DATA FOR THE TASK
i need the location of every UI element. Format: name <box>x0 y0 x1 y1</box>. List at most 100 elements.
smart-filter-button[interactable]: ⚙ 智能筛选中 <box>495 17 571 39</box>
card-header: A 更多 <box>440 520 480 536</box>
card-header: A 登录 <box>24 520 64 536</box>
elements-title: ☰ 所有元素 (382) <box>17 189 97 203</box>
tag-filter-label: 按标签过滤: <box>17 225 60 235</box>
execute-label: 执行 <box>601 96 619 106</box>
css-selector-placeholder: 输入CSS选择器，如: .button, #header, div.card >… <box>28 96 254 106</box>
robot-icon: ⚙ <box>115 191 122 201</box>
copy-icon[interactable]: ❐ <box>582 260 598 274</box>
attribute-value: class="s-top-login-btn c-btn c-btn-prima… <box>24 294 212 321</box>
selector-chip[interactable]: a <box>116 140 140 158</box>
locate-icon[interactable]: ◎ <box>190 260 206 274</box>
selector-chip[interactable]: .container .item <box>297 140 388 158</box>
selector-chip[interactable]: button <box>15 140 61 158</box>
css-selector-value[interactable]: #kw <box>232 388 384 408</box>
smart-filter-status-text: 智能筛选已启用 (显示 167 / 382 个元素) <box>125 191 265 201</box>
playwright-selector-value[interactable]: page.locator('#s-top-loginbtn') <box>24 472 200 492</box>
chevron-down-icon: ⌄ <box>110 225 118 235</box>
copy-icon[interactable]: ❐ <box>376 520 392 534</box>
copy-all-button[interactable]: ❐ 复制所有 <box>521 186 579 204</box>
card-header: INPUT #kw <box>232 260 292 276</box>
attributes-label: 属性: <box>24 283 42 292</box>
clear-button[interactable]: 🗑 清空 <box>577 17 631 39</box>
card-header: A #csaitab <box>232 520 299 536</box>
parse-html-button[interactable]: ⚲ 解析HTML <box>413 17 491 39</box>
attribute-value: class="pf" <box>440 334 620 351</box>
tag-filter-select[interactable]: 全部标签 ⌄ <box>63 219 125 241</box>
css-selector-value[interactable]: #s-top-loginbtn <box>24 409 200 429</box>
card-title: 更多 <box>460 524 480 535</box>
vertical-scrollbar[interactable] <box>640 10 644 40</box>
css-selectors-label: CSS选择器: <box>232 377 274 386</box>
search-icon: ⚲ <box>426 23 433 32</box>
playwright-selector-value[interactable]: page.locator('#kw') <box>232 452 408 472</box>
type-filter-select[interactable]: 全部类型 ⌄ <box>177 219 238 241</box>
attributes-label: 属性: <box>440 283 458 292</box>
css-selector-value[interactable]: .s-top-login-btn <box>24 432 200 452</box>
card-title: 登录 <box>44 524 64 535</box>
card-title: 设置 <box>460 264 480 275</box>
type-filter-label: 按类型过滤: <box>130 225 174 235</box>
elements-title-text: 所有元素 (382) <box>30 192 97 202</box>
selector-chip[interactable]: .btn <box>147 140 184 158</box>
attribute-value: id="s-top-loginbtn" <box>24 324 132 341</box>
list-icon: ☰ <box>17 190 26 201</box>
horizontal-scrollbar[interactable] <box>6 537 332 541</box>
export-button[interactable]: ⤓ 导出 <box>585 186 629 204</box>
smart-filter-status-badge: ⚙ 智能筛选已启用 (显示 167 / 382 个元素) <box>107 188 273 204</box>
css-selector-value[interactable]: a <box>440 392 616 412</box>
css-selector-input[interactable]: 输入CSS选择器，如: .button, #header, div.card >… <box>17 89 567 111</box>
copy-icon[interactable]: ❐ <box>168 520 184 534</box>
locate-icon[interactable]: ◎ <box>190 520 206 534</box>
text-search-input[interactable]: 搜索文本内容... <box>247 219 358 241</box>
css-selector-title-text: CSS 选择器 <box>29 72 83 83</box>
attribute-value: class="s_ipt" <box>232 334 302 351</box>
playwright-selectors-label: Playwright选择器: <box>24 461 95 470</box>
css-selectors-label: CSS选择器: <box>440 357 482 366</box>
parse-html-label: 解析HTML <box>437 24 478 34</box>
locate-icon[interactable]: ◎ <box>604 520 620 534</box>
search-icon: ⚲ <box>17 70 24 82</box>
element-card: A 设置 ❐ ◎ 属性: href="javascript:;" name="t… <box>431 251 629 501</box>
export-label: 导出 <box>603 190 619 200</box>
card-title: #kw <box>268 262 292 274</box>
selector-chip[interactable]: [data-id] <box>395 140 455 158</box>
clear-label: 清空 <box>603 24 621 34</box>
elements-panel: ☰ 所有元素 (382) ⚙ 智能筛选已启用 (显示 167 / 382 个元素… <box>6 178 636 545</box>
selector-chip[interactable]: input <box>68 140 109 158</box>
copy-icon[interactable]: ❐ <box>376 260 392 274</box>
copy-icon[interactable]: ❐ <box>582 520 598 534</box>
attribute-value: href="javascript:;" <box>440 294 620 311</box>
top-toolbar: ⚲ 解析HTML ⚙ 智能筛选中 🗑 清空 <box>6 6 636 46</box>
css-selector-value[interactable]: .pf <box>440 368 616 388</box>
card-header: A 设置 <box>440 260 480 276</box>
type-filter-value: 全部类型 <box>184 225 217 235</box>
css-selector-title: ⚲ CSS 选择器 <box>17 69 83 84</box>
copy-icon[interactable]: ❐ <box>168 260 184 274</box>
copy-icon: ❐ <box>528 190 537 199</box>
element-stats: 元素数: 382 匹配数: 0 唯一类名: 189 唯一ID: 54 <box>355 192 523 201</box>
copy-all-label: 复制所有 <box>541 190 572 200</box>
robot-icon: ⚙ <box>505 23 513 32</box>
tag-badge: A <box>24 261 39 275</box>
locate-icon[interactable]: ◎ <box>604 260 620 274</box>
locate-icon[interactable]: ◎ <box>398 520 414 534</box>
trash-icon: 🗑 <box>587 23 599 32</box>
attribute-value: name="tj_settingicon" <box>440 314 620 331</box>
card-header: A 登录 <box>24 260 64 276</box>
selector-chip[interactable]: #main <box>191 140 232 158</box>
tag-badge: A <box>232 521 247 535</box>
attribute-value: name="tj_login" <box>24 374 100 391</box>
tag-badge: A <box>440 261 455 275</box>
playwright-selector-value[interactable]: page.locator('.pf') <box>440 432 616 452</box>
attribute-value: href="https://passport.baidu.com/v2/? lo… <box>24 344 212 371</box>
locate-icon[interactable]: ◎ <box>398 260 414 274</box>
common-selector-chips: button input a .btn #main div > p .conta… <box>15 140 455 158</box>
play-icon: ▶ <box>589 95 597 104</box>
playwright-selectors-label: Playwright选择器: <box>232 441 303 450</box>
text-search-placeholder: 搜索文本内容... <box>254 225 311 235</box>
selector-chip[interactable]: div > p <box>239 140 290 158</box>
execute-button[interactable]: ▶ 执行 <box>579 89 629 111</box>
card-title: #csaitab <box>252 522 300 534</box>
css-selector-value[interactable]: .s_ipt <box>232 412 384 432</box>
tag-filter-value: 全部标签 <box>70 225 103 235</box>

SET PROBLEM
Convert all the rows above into a Markdown table with the columns Line Number and Entry, one line per table row, leaving out blank lines.

ANSWER TO THE EXERCISE
| Line Number | Entry |
|---|---|
| 1 | i need the location of every UI element. Format: name <box>x0 y0 x1 y1</box>. List at most 100 elements. |
| 2 | smart-filter-button[interactable]: ⚙ 智能筛选中 <box>495 17 571 39</box> |
| 3 | card-header: A 更多 <box>440 520 480 536</box> |
| 4 | card-header: A 登录 <box>24 520 64 536</box> |
| 5 | elements-title: ☰ 所有元素 (382) <box>17 189 97 203</box> |
| 6 | tag-filter-label: 按标签过滤: <box>17 225 60 235</box> |
| 7 | execute-label: 执行 <box>601 96 619 106</box> |
| 8 | css-selector-placeholder: 输入CSS选择器，如: .button, #header, div.card >… <box>28 96 254 106</box> |
| 9 | robot-icon: ⚙ <box>115 191 122 201</box> |
| 10 | copy-icon[interactable]: ❐ <box>582 260 598 274</box> |
| 11 | attribute-value: class="s-top-login-btn c-btn c-btn-prima… <box>24 294 212 321</box> |
| 12 | selector-chip[interactable]: a <box>116 140 140 158</box> |
| 13 | locate-icon[interactable]: ◎ <box>190 260 206 274</box> |
| 14 | selector-chip[interactable]: .container .item <box>297 140 388 158</box> |
| 15 | selector-chip[interactable]: button <box>15 140 61 158</box> |
| 16 | css-selector-value[interactable]: #kw <box>232 388 384 408</box> |
| 17 | smart-filter-status-text: 智能筛选已启用 (显示 167 / 382 个元素) <box>125 191 265 201</box> |
| 18 | playwright-selector-value[interactable]: page.locator('#s-top-loginbtn') <box>24 472 200 492</box> |
| 19 | chevron-down-icon: ⌄ <box>110 225 118 235</box> |
| 20 | copy-icon[interactable]: ❐ <box>376 520 392 534</box> |
| 21 | copy-all-button[interactable]: ❐ 复制所有 <box>521 186 579 204</box> |
| 22 | card-header: INPUT #kw <box>232 260 292 276</box> |
| 23 | attributes-label: 属性: <box>24 283 42 292</box> |
| 24 | clear-button[interactable]: 🗑 清空 <box>577 17 631 39</box> |
| 25 | card-header: A #csaitab <box>232 520 299 536</box> |
| 26 | parse-html-button[interactable]: ⚲ 解析HTML <box>413 17 491 39</box> |
| 27 | attribute-value: class="pf" <box>440 334 620 351</box> |
| 28 | tag-filter-select[interactable]: 全部标签 ⌄ <box>63 219 125 241</box> |
| 29 | css-selector-value[interactable]: #s-top-loginbtn <box>24 409 200 429</box> |
| 30 | card-title: 更多 <box>460 524 480 535</box> |
| 31 | vertical-scrollbar[interactable] <box>640 10 644 40</box> |
| 32 | css-selectors-label: CSS选择器: <box>232 377 274 386</box> |
| 33 | search-icon: ⚲ <box>426 23 433 32</box> |
| 34 | playwright-selector-value[interactable]: page.locator('#kw') <box>232 452 408 472</box> |
| 35 | type-filter-select[interactable]: 全部类型 ⌄ <box>177 219 238 241</box> |
| 36 | attributes-label: 属性: <box>440 283 458 292</box> |
| 37 | css-selector-value[interactable]: .s-top-login-btn <box>24 432 200 452</box> |
| 38 | card-title: 登录 <box>44 524 64 535</box> |
| 39 | card-title: 设置 <box>460 264 480 275</box> |
| 40 | type-filter-label: 按类型过滤: <box>130 225 174 235</box> |
| 41 | elements-title-text: 所有元素 (382) <box>30 192 97 202</box> |
| 42 | selector-chip[interactable]: .btn <box>147 140 184 158</box> |
| 43 | attribute-value: id="s-top-loginbtn" <box>24 324 132 341</box> |
| 44 | list-icon: ☰ <box>17 190 26 201</box> |
| 45 | horizontal-scrollbar[interactable] <box>6 537 332 541</box> |
| 46 | export-button[interactable]: ⤓ 导出 <box>585 186 629 204</box> |
| 47 | smart-filter-status-badge: ⚙ 智能筛选已启用 (显示 167 / 382 个元素) <box>107 188 273 204</box> |
| 48 | css-selector-value[interactable]: a <box>440 392 616 412</box> |
| 49 | css-selector-input[interactable]: 输入CSS选择器，如: .button, #header, div.card >… <box>17 89 567 111</box> |
| 50 | copy-icon[interactable]: ❐ <box>168 520 184 534</box> |
| 51 | locate-icon[interactable]: ◎ <box>190 520 206 534</box> |
| 52 | text-search-input[interactable]: 搜索文本内容... <box>247 219 358 241</box> |
| 53 | css-selector-title-text: CSS 选择器 <box>29 72 83 83</box> |
| 54 | attribute-value: class="s_ipt" <box>232 334 302 351</box> |
| 55 | playwright-selectors-label: Playwright选择器: <box>24 461 95 470</box> |
| 56 | css-selectors-label: CSS选择器: <box>440 357 482 366</box> |
| 57 | parse-html-label: 解析HTML <box>437 24 478 34</box> |
| 58 | locate-icon[interactable]: ◎ <box>604 520 620 534</box> |
| 59 | search-icon: ⚲ <box>17 70 24 82</box> |
| 60 | element-card: A 设置 ❐ ◎ 属性: href="javascript:;" name="t… <box>431 251 629 501</box> |
| 61 | export-label: 导出 <box>603 190 619 200</box> |
| 62 | card-title: #kw <box>268 262 292 274</box> |
| 63 | selector-chip[interactable]: [data-id] <box>395 140 455 158</box> |
| 64 | clear-label: 清空 <box>603 24 621 34</box> |
| 65 | elements-panel: ☰ 所有元素 (382) ⚙ 智能筛选已启用 (显示 167 / 382 个元素… <box>6 178 636 545</box> |
| 66 | selector-chip[interactable]: input <box>68 140 109 158</box> |
| 67 | copy-icon[interactable]: ❐ <box>376 260 392 274</box> |
| 68 | copy-icon[interactable]: ❐ <box>582 520 598 534</box> |
| 69 | attribute-value: href="javascript:;" <box>440 294 620 311</box> |
| 70 | top-toolbar: ⚲ 解析HTML ⚙ 智能筛选中 🗑 清空 <box>6 6 636 46</box> |
| 71 | css-selector-value[interactable]: .pf <box>440 368 616 388</box> |
| 72 | card-header: A 设置 <box>440 260 480 276</box> |
| 73 | type-filter-value: 全部类型 <box>184 225 217 235</box> |
| 74 | css-selector-title: ⚲ CSS 选择器 <box>17 69 83 84</box> |
| 75 | copy-icon[interactable]: ❐ <box>168 260 184 274</box> |
| 76 | copy-icon: ❐ <box>528 190 537 199</box> |
| 77 | element-stats: 元素数: 382 匹配数: 0 唯一类名: 189 唯一ID: 54 <box>355 192 523 201</box> |
| 78 | copy-all-label: 复制所有 <box>541 190 572 200</box> |
| 79 | robot-icon: ⚙ <box>505 23 513 32</box> |
| 80 | tag-badge: A <box>24 261 39 275</box> |
| 81 | locate-icon[interactable]: ◎ <box>604 260 620 274</box> |
| 82 | locate-icon[interactable]: ◎ <box>398 520 414 534</box> |
| 83 | trash-icon: 🗑 <box>587 23 599 32</box> |
| 84 | attribute-value: name="tj_settingicon" <box>440 314 620 331</box> |
| 85 | card-header: A 登录 <box>24 260 64 276</box> |
| 86 | selector-chip[interactable]: #main <box>191 140 232 158</box> |
| 87 | tag-badge: A <box>232 521 247 535</box> |
| 88 | attribute-value: name="tj_login" <box>24 374 100 391</box> |
| 89 | tag-badge: A <box>440 261 455 275</box> |
| 90 | playwright-selector-value[interactable]: page.locator('.pf') <box>440 432 616 452</box> |
| 91 | attribute-value: href="https://passport.baidu.com/v2/? lo… <box>24 344 212 371</box> |
| 92 | locate-icon[interactable]: ◎ <box>398 260 414 274</box> |
| 93 | common-selector-chips: button input a .btn #main div > p .conta… <box>15 140 455 158</box> |
| 94 | play-icon: ▶ <box>589 95 597 104</box> |
| 95 | playwright-selectors-label: Playwright选择器: <box>232 441 303 450</box> |
| 96 | text-search-placeholder: 搜索文本内容... <box>254 225 311 235</box> |
| 97 | selector-chip[interactable]: div > p <box>239 140 290 158</box> |
| 98 | execute-button[interactable]: ▶ 执行 <box>579 89 629 111</box> |
| 99 | card-title: #csaitab <box>252 522 300 534</box> |
| 100 | css-selector-value[interactable]: .s_ipt <box>232 412 384 432</box> |
| 101 | tag-filter-value: 全部标签 <box>70 225 103 235</box> |